* [TASK TO CARRY OUT] Tally up the lines carrying the string "this" and respond with only the resulting number.

* * *

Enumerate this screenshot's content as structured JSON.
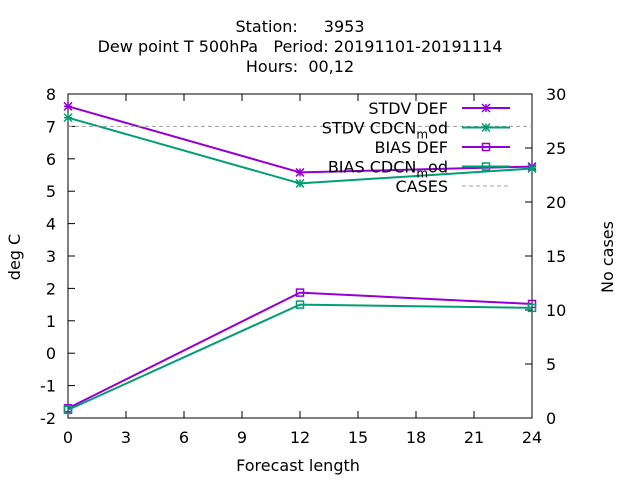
{
  "title": {
    "station_label": "Station:",
    "station_value": "3953",
    "line2": "Dew point T 500hPa   Period: 20191101-20191114",
    "line3": "Hours:  00,12"
  },
  "chart_data": {
    "type": "line",
    "xlabel": "Forecast length",
    "ylabel": "deg C",
    "y2label": "No cases",
    "xlim": [
      0,
      24
    ],
    "ylim": [
      -2,
      8
    ],
    "y2lim": [
      0,
      30
    ],
    "xticks": [
      0,
      3,
      6,
      9,
      12,
      15,
      18,
      21,
      24
    ],
    "yticks": [
      -2,
      -1,
      0,
      1,
      2,
      3,
      4,
      5,
      6,
      7,
      8
    ],
    "y2ticks": [
      0,
      5,
      10,
      15,
      20,
      25,
      30
    ],
    "legend_position": "top-right",
    "grid": false,
    "series": [
      {
        "name": "STDV DEF",
        "axis": "y",
        "color": "#9400d3",
        "marker": "x-star",
        "x": [
          0,
          12,
          24
        ],
        "y": [
          7.62,
          5.58,
          5.76
        ]
      },
      {
        "name": "STDV CDCN_mod",
        "axis": "y",
        "color": "#009e73",
        "marker": "x-star",
        "x": [
          0,
          12,
          24
        ],
        "y": [
          7.27,
          5.24,
          5.7
        ]
      },
      {
        "name": "BIAS DEF",
        "axis": "y",
        "color": "#9400d3",
        "marker": "square",
        "x": [
          0,
          12,
          24
        ],
        "y": [
          -1.7,
          1.87,
          1.52
        ]
      },
      {
        "name": "BIAS CDCN_mod",
        "axis": "y",
        "color": "#009e73",
        "marker": "square",
        "x": [
          0,
          12,
          24
        ],
        "y": [
          -1.75,
          1.5,
          1.4
        ]
      },
      {
        "name": "CASES",
        "axis": "y2",
        "color": "#a0a0a0",
        "marker": "none",
        "dashed": true,
        "x": [
          0,
          12,
          24
        ],
        "y": [
          27,
          27,
          27
        ]
      }
    ]
  }
}
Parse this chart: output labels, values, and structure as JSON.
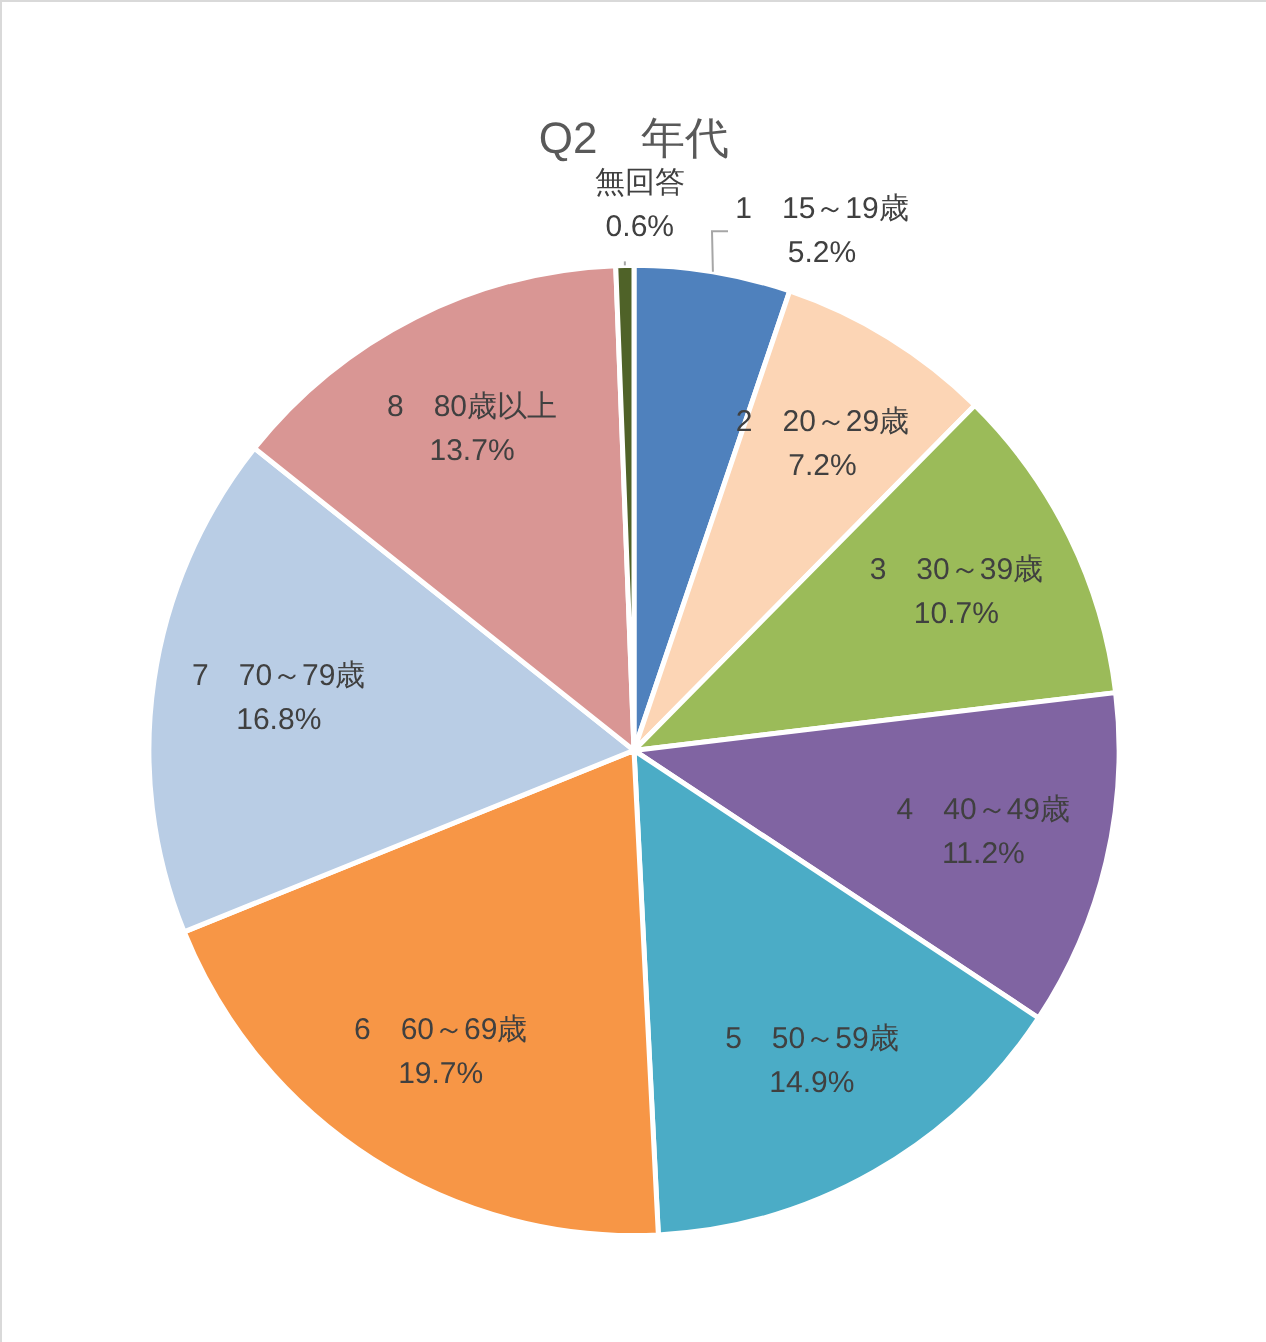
{
  "chart_data": {
    "type": "pie",
    "title": "Q2　年代",
    "categories": [
      "1　15～19歳",
      "2　20～29歳",
      "3　30～39歳",
      "4　40～49歳",
      "5　50～59歳",
      "6　60～69歳",
      "7　70～79歳",
      "8　80歳以上",
      "無回答"
    ],
    "values": [
      5.2,
      7.2,
      10.7,
      11.2,
      14.9,
      19.7,
      16.8,
      13.7,
      0.6
    ],
    "colors": [
      "#4f81bd",
      "#fcd5b5",
      "#9bbb59",
      "#8064a2",
      "#4bacc6",
      "#f79646",
      "#b9cde5",
      "#d99694",
      "#4f6228"
    ],
    "value_labels": [
      "5.2%",
      "7.2%",
      "10.7%",
      "11.2%",
      "14.9%",
      "19.7%",
      "16.8%",
      "13.7%",
      "0.6%"
    ],
    "legend": false
  }
}
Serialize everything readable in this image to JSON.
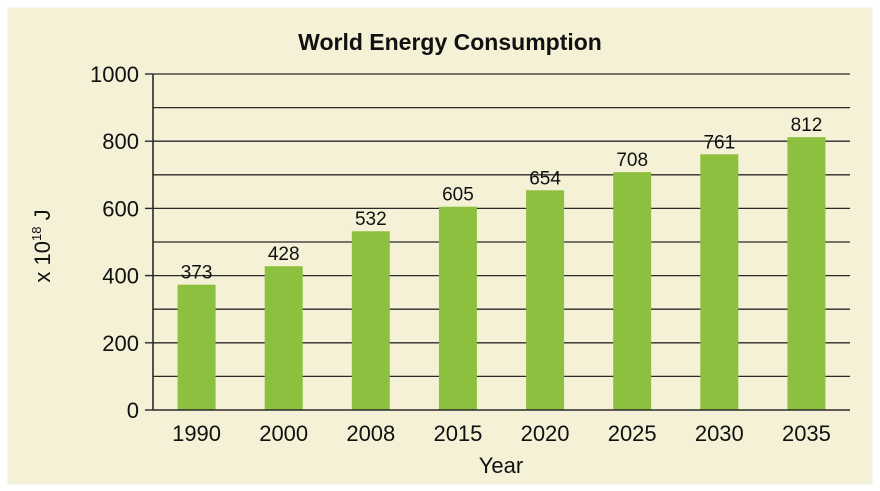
{
  "chart_data": {
    "type": "bar",
    "title": "World Energy Consumption",
    "xlabel": "Year",
    "ylabel": {
      "prefix": "x 10",
      "exponent": "18",
      "unit": " J"
    },
    "categories": [
      "1990",
      "2000",
      "2008",
      "2015",
      "2020",
      "2025",
      "2030",
      "2035"
    ],
    "values": [
      373,
      428,
      532,
      605,
      654,
      708,
      761,
      812
    ],
    "data_labels": [
      "373",
      "428",
      "532",
      "605",
      "654",
      "708",
      "761",
      "812"
    ],
    "ylim": [
      0,
      1000
    ],
    "yticks": [
      0,
      200,
      400,
      600,
      800,
      1000
    ],
    "ytick_labels": [
      "0",
      "200",
      "400",
      "600",
      "800",
      "1000"
    ],
    "minor_gridline_step": 100,
    "grid": true,
    "legend": "none",
    "colors": {
      "bar": "#8dc03f",
      "background": "#f5f1d6",
      "grid": "#2a2a2a"
    }
  }
}
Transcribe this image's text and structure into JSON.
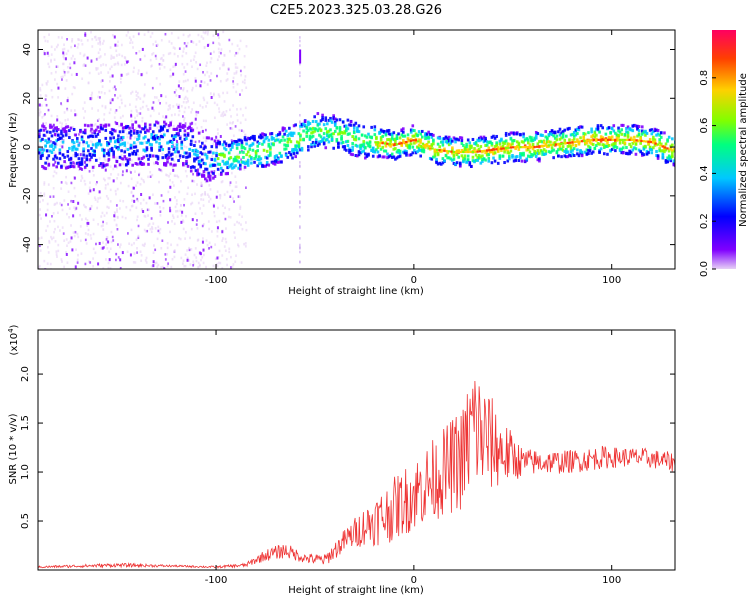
{
  "title": "C2E5.2023.325.03.28.G26",
  "chart_data": [
    {
      "type": "heatmap",
      "xlabel": "Height of straight line (km)",
      "ylabel": "Frequency (Hz)",
      "xlim": [
        -190,
        132
      ],
      "ylim": [
        -50,
        48
      ],
      "xticks": [
        -100,
        0,
        100
      ],
      "xtick_labels": [
        "-100",
        "0",
        "100"
      ],
      "yticks": [
        -40,
        -20,
        0,
        20,
        40
      ],
      "ytick_labels": [
        "-40",
        "-20",
        "0",
        "20",
        "40"
      ],
      "grid": false,
      "ridge": {
        "x": [
          -190,
          -170,
          -150,
          -130,
          -115,
          -105,
          -95,
          -80,
          -70,
          -60,
          -50,
          -40,
          -30,
          -20,
          -10,
          0,
          10,
          20,
          30,
          40,
          50,
          60,
          70,
          80,
          90,
          100,
          110,
          120,
          132
        ],
        "y": [
          0,
          0,
          1,
          2,
          0,
          -5,
          -4,
          -2,
          0,
          3,
          7,
          6,
          3,
          2,
          1,
          3,
          -1,
          -2,
          -2,
          -1,
          0,
          0,
          1,
          2,
          3,
          3,
          3,
          2,
          -2
        ]
      },
      "colorbar": {
        "label": "Normalized spectral amplitude",
        "range": [
          0,
          1
        ],
        "ticks": [
          0.0,
          0.2,
          0.4,
          0.6,
          0.8
        ],
        "tick_labels": [
          "0.0",
          "0.2",
          "0.4",
          "0.6",
          "0.8"
        ],
        "colors": [
          "#e6d0f5",
          "#8000ff",
          "#0000ff",
          "#00c8ff",
          "#00ff80",
          "#80ff00",
          "#ffd000",
          "#ff4000",
          "#ff0060"
        ]
      }
    },
    {
      "type": "line",
      "xlabel": "Height of straight line (km)",
      "ylabel": "SNR (10 * v/v)",
      "yscale_label": "(x10",
      "yscale_exp": "4",
      "yscale_close": ")",
      "xlim": [
        -190,
        132
      ],
      "ylim": [
        0.0,
        2.45
      ],
      "xticks": [
        -100,
        0,
        100
      ],
      "xtick_labels": [
        "-100",
        "0",
        "100"
      ],
      "yticks": [
        0.5,
        1.0,
        1.5,
        2.0
      ],
      "ytick_labels": [
        "0.5",
        "1.0",
        "1.5",
        "2.0"
      ],
      "grid": false,
      "color": "#ee3333",
      "series": [
        {
          "x": [
            -190,
            -150,
            -120,
            -100,
            -85,
            -75,
            -65,
            -55,
            -45,
            -35,
            -25,
            -15,
            -5,
            5,
            15,
            25,
            30,
            35,
            45,
            55,
            65,
            75,
            85,
            95,
            105,
            115,
            125,
            132
          ],
          "y": [
            0.03,
            0.05,
            0.04,
            0.03,
            0.05,
            0.15,
            0.2,
            0.12,
            0.1,
            0.3,
            0.45,
            0.55,
            0.7,
            0.85,
            1.0,
            1.15,
            1.5,
            1.35,
            1.2,
            1.1,
            1.1,
            1.1,
            1.12,
            1.15,
            1.15,
            1.15,
            1.12,
            1.1
          ],
          "spread": [
            0.01,
            0.02,
            0.01,
            0.01,
            0.02,
            0.06,
            0.08,
            0.05,
            0.06,
            0.12,
            0.2,
            0.3,
            0.35,
            0.4,
            0.45,
            0.55,
            0.7,
            0.6,
            0.35,
            0.15,
            0.12,
            0.12,
            0.12,
            0.12,
            0.1,
            0.1,
            0.1,
            0.1
          ]
        }
      ]
    }
  ]
}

* * *

* [EXERCISE RESPONSE] 4